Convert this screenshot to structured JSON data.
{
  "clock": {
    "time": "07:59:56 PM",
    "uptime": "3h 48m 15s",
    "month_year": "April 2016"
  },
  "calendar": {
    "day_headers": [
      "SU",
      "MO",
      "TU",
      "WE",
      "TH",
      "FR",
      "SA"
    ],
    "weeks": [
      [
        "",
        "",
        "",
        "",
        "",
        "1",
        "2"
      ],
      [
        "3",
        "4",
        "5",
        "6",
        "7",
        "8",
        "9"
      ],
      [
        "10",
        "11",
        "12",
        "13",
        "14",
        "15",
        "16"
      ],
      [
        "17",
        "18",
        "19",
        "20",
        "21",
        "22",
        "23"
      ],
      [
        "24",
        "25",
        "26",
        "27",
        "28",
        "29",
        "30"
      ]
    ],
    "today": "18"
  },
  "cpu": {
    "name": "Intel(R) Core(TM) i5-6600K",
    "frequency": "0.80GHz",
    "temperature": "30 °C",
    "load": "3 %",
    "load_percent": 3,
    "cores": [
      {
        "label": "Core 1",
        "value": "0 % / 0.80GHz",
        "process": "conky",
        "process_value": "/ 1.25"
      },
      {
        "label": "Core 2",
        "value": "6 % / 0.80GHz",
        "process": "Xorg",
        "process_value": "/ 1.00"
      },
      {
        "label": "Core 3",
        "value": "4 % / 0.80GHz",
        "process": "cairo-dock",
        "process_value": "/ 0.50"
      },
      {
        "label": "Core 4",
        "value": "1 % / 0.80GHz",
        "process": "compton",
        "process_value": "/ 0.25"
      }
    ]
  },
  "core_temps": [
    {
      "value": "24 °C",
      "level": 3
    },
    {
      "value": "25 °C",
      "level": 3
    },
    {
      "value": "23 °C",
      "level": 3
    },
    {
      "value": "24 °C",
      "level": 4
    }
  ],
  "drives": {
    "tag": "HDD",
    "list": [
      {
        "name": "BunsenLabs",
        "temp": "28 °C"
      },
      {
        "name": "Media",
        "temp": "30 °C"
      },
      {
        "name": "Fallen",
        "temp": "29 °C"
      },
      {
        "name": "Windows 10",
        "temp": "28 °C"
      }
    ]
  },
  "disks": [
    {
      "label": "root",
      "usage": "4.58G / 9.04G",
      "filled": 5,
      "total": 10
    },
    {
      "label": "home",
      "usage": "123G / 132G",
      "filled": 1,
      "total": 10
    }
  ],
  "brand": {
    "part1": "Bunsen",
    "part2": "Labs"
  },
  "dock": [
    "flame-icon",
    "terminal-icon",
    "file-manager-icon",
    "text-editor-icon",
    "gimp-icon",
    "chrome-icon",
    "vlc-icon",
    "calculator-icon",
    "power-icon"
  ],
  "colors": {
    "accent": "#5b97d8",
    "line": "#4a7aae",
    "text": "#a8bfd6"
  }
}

▬▬▬▬▬▬

• [Your objective]: Reproduce the full listing word for word.

• [Solved exercise]:
Convert this screenshot to structured JSON data.
{
  "clock": {
    "time": "07:59:56 PM",
    "uptime": "3h 48m 15s",
    "month_year": "April 2016"
  },
  "calendar": {
    "day_headers": [
      "SU",
      "MO",
      "TU",
      "WE",
      "TH",
      "FR",
      "SA"
    ],
    "weeks": [
      [
        "",
        "",
        "",
        "",
        "",
        "1",
        "2"
      ],
      [
        "3",
        "4",
        "5",
        "6",
        "7",
        "8",
        "9"
      ],
      [
        "10",
        "11",
        "12",
        "13",
        "14",
        "15",
        "16"
      ],
      [
        "17",
        "18",
        "19",
        "20",
        "21",
        "22",
        "23"
      ],
      [
        "24",
        "25",
        "26",
        "27",
        "28",
        "29",
        "30"
      ]
    ],
    "today": "18"
  },
  "cpu": {
    "name": "Intel(R) Core(TM) i5-6600K",
    "frequency": "0.80GHz",
    "temperature": "30 °C",
    "load": "3 %",
    "load_percent": 3,
    "cores": [
      {
        "label": "Core 1",
        "value": "0 % / 0.80GHz",
        "process": "conky",
        "process_value": "/ 1.25"
      },
      {
        "label": "Core 2",
        "value": "6 % / 0.80GHz",
        "process": "Xorg",
        "process_value": "/ 1.00"
      },
      {
        "label": "Core 3",
        "value": "4 % / 0.80GHz",
        "process": "cairo-dock",
        "process_value": "/ 0.50"
      },
      {
        "label": "Core 4",
        "value": "1 % / 0.80GHz",
        "process": "compton",
        "process_value": "/ 0.25"
      }
    ]
  },
  "core_temps": [
    {
      "value": "24 °C",
      "level": 3
    },
    {
      "value": "25 °C",
      "level": 3
    },
    {
      "value": "23 °C",
      "level": 3
    },
    {
      "value": "24 °C",
      "level": 4
    }
  ],
  "drives": {
    "tag": "HDD",
    "list": [
      {
        "name": "BunsenLabs",
        "temp": "28 °C"
      },
      {
        "name": "Media",
        "temp": "30 °C"
      },
      {
        "name": "Fallen",
        "temp": "29 °C"
      },
      {
        "name": "Windows 10",
        "temp": "28 °C"
      }
    ]
  },
  "disks": [
    {
      "label": "root",
      "usage": "4.58G / 9.04G",
      "filled": 5,
      "total": 10
    },
    {
      "label": "home",
      "usage": "123G / 132G",
      "filled": 1,
      "total": 10
    }
  ],
  "brand": {
    "part1": "Bunsen",
    "part2": "Labs"
  },
  "dock": [
    "flame-icon",
    "terminal-icon",
    "file-manager-icon",
    "text-editor-icon",
    "gimp-icon",
    "chrome-icon",
    "vlc-icon",
    "calculator-icon",
    "power-icon"
  ],
  "colors": {
    "accent": "#5b97d8",
    "line": "#4a7aae",
    "text": "#a8bfd6"
  }
}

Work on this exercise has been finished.